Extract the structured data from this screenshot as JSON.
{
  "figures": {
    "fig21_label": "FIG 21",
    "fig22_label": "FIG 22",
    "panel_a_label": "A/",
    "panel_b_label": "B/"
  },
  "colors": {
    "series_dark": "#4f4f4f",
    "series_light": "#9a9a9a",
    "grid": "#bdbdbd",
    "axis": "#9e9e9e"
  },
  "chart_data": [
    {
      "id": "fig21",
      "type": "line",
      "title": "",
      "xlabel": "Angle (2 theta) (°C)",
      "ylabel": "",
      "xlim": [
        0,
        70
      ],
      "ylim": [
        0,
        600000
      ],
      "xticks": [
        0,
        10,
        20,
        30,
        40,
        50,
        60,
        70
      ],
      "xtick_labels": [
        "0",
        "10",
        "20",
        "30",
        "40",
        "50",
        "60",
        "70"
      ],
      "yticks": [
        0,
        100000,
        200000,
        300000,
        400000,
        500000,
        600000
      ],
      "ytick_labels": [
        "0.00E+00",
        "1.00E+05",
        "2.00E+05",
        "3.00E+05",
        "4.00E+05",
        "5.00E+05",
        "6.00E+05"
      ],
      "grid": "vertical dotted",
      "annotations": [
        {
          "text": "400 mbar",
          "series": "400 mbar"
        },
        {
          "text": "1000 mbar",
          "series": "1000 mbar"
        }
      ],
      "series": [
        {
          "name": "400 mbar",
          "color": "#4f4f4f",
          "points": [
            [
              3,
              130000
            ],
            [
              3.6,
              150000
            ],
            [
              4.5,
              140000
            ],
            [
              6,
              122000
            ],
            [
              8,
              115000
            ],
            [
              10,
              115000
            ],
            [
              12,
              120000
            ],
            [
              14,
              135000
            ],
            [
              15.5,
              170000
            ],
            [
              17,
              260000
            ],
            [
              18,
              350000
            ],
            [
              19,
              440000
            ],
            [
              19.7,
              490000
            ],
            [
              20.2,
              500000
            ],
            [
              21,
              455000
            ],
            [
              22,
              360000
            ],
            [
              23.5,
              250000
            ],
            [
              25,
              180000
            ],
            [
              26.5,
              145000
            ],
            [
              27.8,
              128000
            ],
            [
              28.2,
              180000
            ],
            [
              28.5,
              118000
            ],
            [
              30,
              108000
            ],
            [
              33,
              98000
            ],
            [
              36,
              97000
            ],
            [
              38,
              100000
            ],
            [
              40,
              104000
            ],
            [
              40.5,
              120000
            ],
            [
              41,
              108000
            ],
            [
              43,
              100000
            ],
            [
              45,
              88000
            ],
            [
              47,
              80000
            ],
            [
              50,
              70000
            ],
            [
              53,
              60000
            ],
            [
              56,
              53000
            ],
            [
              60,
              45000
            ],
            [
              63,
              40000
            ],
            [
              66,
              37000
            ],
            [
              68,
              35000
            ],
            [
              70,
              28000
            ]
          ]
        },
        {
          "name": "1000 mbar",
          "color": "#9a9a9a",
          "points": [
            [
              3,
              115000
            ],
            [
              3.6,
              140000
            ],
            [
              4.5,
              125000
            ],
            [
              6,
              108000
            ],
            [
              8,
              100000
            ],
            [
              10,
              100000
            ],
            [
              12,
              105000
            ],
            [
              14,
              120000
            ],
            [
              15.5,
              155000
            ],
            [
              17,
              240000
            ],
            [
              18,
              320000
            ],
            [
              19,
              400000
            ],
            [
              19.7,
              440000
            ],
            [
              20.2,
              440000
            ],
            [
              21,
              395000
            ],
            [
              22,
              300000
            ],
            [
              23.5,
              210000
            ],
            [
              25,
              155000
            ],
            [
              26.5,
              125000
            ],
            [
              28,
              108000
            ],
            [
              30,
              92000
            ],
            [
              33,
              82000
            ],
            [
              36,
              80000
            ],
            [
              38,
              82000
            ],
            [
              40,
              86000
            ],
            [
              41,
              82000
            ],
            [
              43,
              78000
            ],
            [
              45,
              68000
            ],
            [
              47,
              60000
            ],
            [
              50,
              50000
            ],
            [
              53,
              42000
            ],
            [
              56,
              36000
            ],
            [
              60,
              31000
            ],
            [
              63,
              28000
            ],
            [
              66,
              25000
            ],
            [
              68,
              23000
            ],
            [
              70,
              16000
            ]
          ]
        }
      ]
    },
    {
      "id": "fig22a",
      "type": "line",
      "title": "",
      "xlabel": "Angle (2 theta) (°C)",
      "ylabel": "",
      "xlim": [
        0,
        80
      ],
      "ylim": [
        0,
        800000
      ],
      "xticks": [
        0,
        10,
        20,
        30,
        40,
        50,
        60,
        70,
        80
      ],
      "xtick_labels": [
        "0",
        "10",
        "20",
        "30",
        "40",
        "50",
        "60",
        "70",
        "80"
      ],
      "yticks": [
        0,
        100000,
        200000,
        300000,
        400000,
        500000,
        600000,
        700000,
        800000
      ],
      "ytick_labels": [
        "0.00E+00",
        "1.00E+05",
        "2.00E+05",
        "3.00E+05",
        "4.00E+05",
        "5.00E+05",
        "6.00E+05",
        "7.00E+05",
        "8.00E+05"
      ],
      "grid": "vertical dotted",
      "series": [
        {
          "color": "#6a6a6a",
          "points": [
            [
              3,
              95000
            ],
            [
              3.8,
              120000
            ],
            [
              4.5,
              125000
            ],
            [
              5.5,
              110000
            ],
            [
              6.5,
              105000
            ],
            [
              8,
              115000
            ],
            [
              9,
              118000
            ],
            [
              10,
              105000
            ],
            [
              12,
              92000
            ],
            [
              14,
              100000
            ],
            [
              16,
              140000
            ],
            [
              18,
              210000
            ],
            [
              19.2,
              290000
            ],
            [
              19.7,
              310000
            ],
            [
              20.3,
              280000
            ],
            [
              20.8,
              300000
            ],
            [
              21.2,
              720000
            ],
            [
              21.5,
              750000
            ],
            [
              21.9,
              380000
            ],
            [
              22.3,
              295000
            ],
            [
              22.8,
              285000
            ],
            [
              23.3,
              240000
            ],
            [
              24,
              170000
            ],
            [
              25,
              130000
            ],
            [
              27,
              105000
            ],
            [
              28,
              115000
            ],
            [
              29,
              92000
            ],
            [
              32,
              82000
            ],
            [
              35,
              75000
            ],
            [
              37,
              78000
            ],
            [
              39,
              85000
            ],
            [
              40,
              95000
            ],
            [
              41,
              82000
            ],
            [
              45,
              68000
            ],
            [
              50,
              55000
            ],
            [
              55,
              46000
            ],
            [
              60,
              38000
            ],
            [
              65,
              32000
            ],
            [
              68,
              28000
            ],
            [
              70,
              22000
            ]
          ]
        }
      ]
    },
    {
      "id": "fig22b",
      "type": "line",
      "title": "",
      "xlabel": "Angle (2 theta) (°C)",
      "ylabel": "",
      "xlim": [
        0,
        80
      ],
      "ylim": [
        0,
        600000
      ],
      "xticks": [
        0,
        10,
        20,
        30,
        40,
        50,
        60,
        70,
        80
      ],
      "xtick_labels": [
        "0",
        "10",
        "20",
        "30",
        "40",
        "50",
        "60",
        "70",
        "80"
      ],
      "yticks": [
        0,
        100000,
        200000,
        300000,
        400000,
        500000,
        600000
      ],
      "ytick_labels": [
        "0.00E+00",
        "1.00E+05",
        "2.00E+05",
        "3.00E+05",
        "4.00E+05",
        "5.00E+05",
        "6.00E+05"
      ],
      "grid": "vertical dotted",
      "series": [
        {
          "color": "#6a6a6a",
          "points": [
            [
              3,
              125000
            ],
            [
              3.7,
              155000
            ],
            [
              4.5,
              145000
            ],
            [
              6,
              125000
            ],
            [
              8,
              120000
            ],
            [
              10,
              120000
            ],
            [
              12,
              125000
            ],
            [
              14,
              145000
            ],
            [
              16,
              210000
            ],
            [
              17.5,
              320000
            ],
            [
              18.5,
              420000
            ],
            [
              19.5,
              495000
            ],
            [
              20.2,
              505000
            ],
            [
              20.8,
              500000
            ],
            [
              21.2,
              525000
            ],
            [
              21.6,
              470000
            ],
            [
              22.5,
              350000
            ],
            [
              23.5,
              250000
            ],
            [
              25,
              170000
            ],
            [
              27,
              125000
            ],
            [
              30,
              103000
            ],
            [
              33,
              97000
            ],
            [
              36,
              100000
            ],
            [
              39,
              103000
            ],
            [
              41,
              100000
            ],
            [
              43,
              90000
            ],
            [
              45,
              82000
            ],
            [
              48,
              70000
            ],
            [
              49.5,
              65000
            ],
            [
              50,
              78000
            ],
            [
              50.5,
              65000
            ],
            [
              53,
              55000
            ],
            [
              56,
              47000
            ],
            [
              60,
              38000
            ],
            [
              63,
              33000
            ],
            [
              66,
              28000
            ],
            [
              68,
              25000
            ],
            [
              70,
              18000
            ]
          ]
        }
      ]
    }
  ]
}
---+---
Written exercise — Find how many lines in the material hold the word "mbar" and state that number alone.

Output below — 6